Please type out each of the items below word for word, leaving out the pictures.

__GIVEN ENTRIES__
━━━━━━━━━━

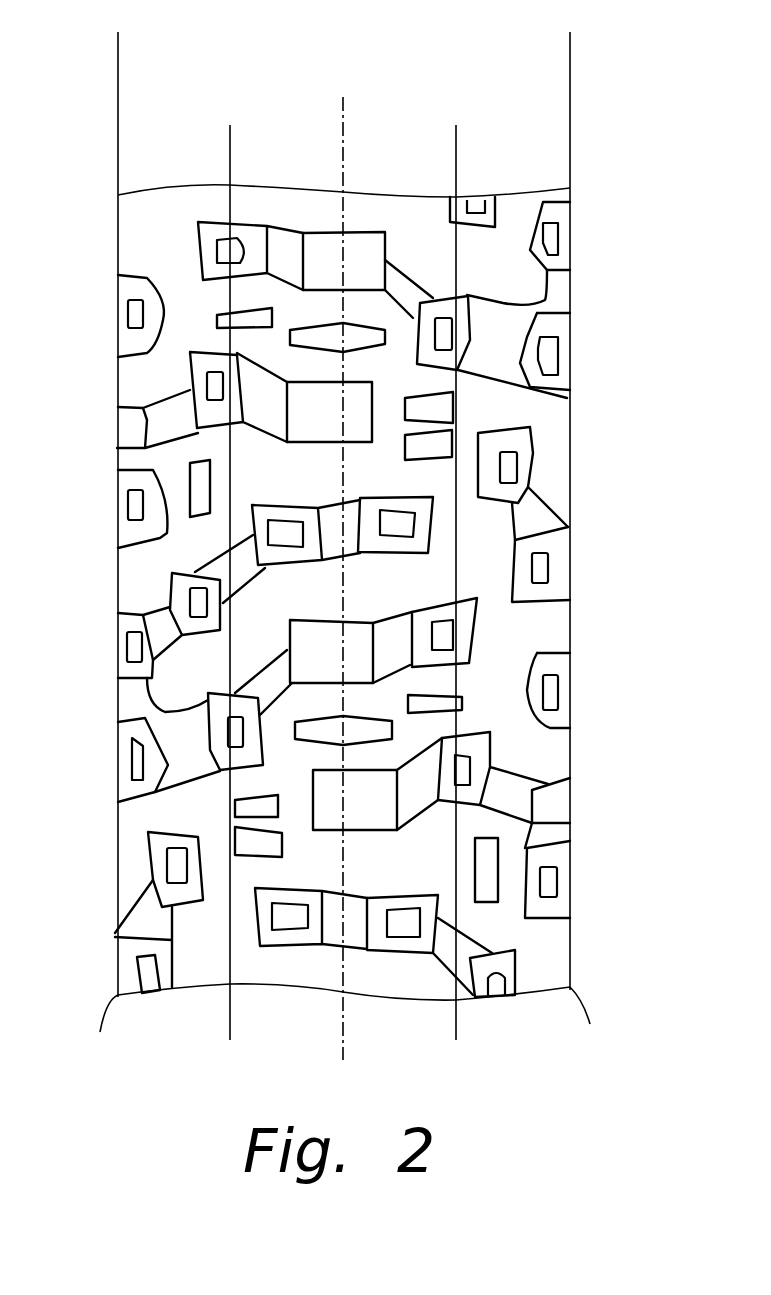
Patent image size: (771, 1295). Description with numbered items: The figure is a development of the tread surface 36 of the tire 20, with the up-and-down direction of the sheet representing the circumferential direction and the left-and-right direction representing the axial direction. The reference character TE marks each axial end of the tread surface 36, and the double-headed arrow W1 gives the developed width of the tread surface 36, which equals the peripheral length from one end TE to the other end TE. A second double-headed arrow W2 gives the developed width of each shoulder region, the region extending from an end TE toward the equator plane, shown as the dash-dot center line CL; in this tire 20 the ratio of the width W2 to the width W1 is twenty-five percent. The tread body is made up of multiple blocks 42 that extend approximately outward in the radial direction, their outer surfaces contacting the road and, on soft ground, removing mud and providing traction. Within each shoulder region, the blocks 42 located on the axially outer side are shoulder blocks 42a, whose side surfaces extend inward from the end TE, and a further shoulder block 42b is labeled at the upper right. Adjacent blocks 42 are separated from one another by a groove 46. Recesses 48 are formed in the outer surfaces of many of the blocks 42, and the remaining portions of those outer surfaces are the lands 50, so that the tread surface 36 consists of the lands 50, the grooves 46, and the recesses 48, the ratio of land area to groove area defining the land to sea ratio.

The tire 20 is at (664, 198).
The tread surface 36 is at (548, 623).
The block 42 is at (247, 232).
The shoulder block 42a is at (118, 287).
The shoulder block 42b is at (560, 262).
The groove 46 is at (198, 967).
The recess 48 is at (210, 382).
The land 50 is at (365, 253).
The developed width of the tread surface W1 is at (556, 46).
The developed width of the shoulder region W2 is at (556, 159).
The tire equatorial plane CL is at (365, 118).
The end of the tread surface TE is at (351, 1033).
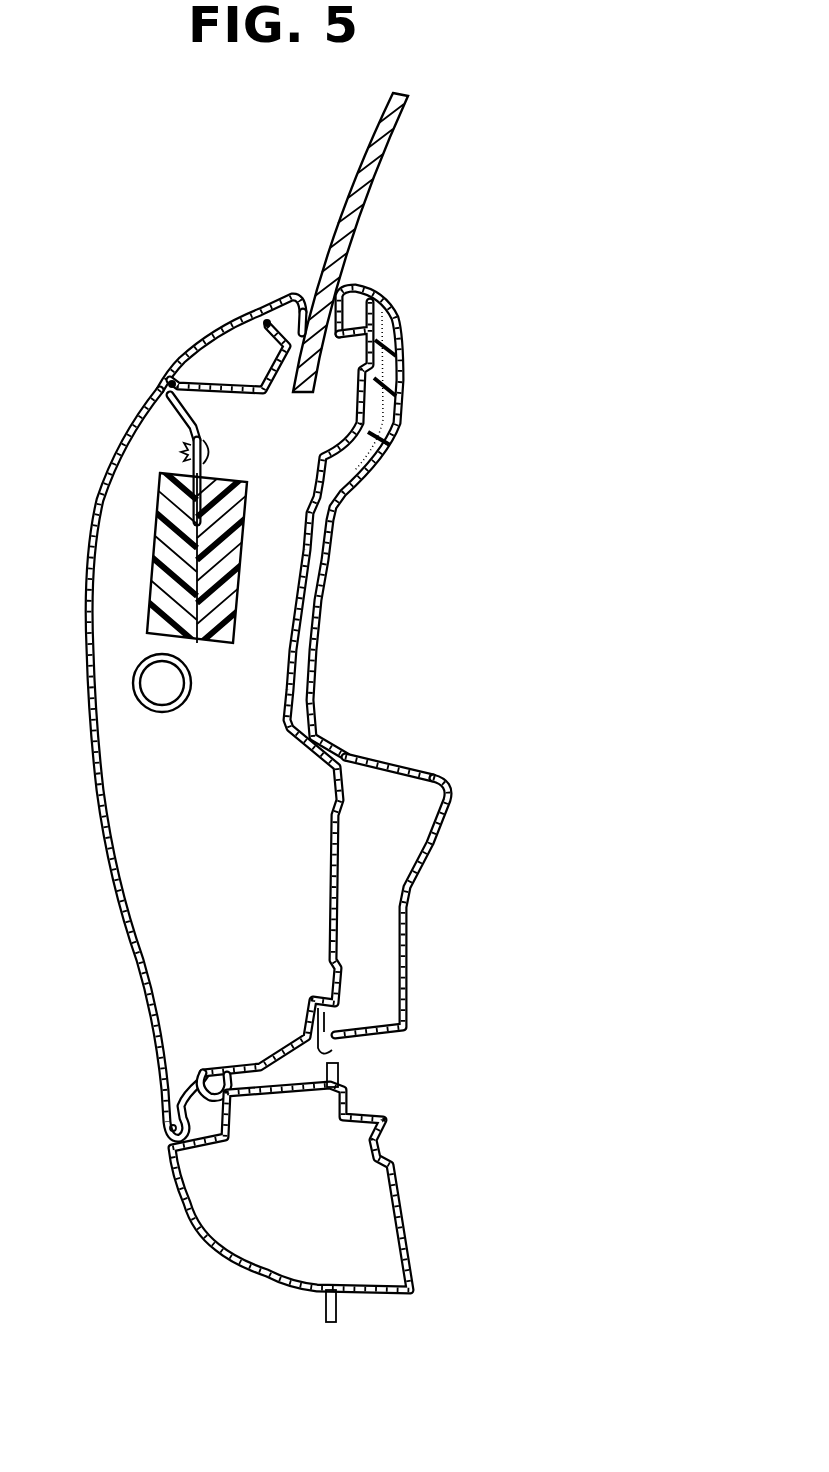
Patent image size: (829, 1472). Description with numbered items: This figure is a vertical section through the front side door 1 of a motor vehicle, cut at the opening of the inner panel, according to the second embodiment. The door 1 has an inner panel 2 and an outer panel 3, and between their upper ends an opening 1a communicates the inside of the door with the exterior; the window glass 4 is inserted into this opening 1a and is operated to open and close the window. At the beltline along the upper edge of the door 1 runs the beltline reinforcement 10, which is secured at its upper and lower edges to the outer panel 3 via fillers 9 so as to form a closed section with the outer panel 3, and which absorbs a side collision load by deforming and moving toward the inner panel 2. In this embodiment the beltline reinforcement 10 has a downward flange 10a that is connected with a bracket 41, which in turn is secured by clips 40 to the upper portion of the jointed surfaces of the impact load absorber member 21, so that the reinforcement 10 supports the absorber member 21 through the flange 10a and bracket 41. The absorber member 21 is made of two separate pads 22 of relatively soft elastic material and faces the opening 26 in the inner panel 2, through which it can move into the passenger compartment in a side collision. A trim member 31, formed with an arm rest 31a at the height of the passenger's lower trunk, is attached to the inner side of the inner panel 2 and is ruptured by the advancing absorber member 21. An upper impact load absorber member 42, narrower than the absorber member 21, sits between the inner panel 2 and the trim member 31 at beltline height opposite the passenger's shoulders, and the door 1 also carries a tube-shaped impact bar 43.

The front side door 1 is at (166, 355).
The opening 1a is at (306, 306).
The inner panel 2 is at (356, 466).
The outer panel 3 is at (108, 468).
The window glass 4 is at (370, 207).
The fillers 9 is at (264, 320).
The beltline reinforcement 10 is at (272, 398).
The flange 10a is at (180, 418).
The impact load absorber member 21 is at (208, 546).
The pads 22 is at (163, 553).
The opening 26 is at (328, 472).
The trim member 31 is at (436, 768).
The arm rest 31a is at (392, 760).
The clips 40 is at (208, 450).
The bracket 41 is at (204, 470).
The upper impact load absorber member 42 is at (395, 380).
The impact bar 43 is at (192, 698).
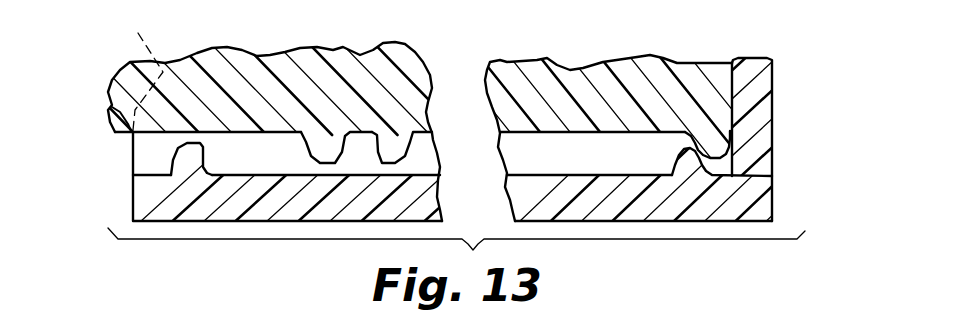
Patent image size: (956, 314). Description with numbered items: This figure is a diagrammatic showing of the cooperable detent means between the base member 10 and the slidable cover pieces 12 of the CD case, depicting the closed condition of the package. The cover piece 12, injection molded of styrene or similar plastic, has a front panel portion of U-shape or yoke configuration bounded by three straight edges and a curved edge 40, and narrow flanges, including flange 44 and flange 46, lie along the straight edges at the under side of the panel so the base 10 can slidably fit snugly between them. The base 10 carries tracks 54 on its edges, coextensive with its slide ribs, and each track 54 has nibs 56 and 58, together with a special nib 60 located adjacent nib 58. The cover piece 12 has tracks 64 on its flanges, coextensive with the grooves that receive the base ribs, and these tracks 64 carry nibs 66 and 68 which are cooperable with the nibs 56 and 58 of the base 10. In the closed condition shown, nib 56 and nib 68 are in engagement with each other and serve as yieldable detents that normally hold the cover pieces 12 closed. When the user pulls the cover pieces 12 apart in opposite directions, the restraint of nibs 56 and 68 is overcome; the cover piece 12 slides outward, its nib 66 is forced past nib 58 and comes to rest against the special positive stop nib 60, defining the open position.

━━━━━━━━━━

__EXERCISE ANSWER__
Patent image size: (771, 1295). Description with numbered items: The figure is a development of the tread surface 36 of the tire 20, with the up-and-down direction of the sheet representing the circumferential direction and the left-and-right direction representing the axial direction. The reference character TE marks each axial end of the tread surface 36, and the double-headed arrow W1 gives the developed width of the tread surface 36, which equals the peripheral length from one end TE to the other end TE. A second double-headed arrow W2 gives the developed width of each shoulder region, the region extending from an end TE toward the equator plane, shown as the dash-dot center line CL; in this tire 20 the ratio of the width W2 to the width W1 is twenty-five percent. The tread body is made up of multiple blocks 42 that extend approximately outward in the radial direction, their outer surfaces contacting the road and, on soft ground, removing mud and providing traction. Within each shoulder region, the blocks 42 located on the axially outer side are shoulder blocks 42a, whose side surfaces extend inward from the end TE, and a further shoulder block 42b is labeled at the upper right. Adjacent blocks 42 are separated from one another by a groove 46. Recesses 48 are formed in the outer surfaces of many of the blocks 42, and the remaining portions of those outer surfaces are the lands 50, so that the tread surface 36 consists of the lands 50, the grooves 46, and the recesses 48, the ratio of land area to groove area defining the land to sea ratio.

The tire 20 is at (664, 198).
The tread surface 36 is at (548, 623).
The block 42 is at (247, 232).
The shoulder block 42a is at (118, 287).
The shoulder block 42b is at (560, 262).
The groove 46 is at (198, 967).
The recess 48 is at (210, 382).
The land 50 is at (365, 253).
The developed width of the tread surface W1 is at (556, 46).
The developed width of the shoulder region W2 is at (556, 159).
The tire equatorial plane CL is at (365, 118).
The end of the tread surface TE is at (351, 1033).
Patent image size: (829, 1472). Description with numbered items: This figure is a vertical section through the front side door 1 of a motor vehicle, cut at the opening of the inner panel, according to the second embodiment. The door 1 has an inner panel 2 and an outer panel 3, and between their upper ends an opening 1a communicates the inside of the door with the exterior; the window glass 4 is inserted into this opening 1a and is operated to open and close the window. At the beltline along the upper edge of the door 1 runs the beltline reinforcement 10, which is secured at its upper and lower edges to the outer panel 3 via fillers 9 so as to form a closed section with the outer panel 3, and which absorbs a side collision load by deforming and moving toward the inner panel 2. In this embodiment the beltline reinforcement 10 has a downward flange 10a that is connected with a bracket 41, which in turn is secured by clips 40 to the upper portion of the jointed surfaces of the impact load absorber member 21, so that the reinforcement 10 supports the absorber member 21 through the flange 10a and bracket 41. The absorber member 21 is made of two separate pads 22 of relatively soft elastic material and faces the opening 26 in the inner panel 2, through which it can move into the passenger compartment in a side collision. A trim member 31, formed with an arm rest 31a at the height of the passenger's lower trunk, is attached to the inner side of the inner panel 2 and is ruptured by the advancing absorber member 21. An upper impact load absorber member 42, narrower than the absorber member 21, sits between the inner panel 2 and the trim member 31 at beltline height opposite the passenger's shoulders, and the door 1 also carries a tube-shaped impact bar 43.

The front side door 1 is at (166, 355).
The opening 1a is at (306, 306).
The inner panel 2 is at (356, 466).
The outer panel 3 is at (108, 468).
The window glass 4 is at (370, 207).
The fillers 9 is at (264, 320).
The beltline reinforcement 10 is at (272, 398).
The flange 10a is at (180, 418).
The impact load absorber member 21 is at (208, 546).
The pads 22 is at (163, 553).
The opening 26 is at (328, 472).
The trim member 31 is at (436, 768).
The arm rest 31a is at (392, 760).
The clips 40 is at (208, 450).
The bracket 41 is at (204, 470).
The upper impact load absorber member 42 is at (395, 380).
The impact bar 43 is at (192, 698).
Patent image size: (956, 314). Description with numbered items: This figure is a diagrammatic showing of the cooperable detent means between the base member 10 and the slidable cover pieces 12 of the CD case, depicting the closed condition of the package. The cover piece 12, injection molded of styrene or similar plastic, has a front panel portion of U-shape or yoke configuration bounded by three straight edges and a curved edge 40, and narrow flanges, including flange 44 and flange 46, lie along the straight edges at the under side of the panel so the base 10 can slidably fit snugly between them. The base 10 carries tracks 54 on its edges, coextensive with its slide ribs, and each track 54 has nibs 56 and 58, together with a special nib 60 located adjacent nib 58. The cover piece 12 has tracks 64 on its flanges, coextensive with the grooves that receive the base ribs, and these tracks 64 carry nibs 66 and 68 which are cooperable with the nibs 56 and 58 of the base 10. In the closed condition shown, nib 56 and nib 68 are in engagement with each other and serve as yieldable detents that normally hold the cover pieces 12 closed. When the user pulls the cover pieces 12 apart in opposite directions, the restraint of nibs 56 and 68 is overcome; the cover piece 12 slides outward, its nib 66 is forced past nib 58 and comes to rest against the special positive stop nib 60, defining the open position.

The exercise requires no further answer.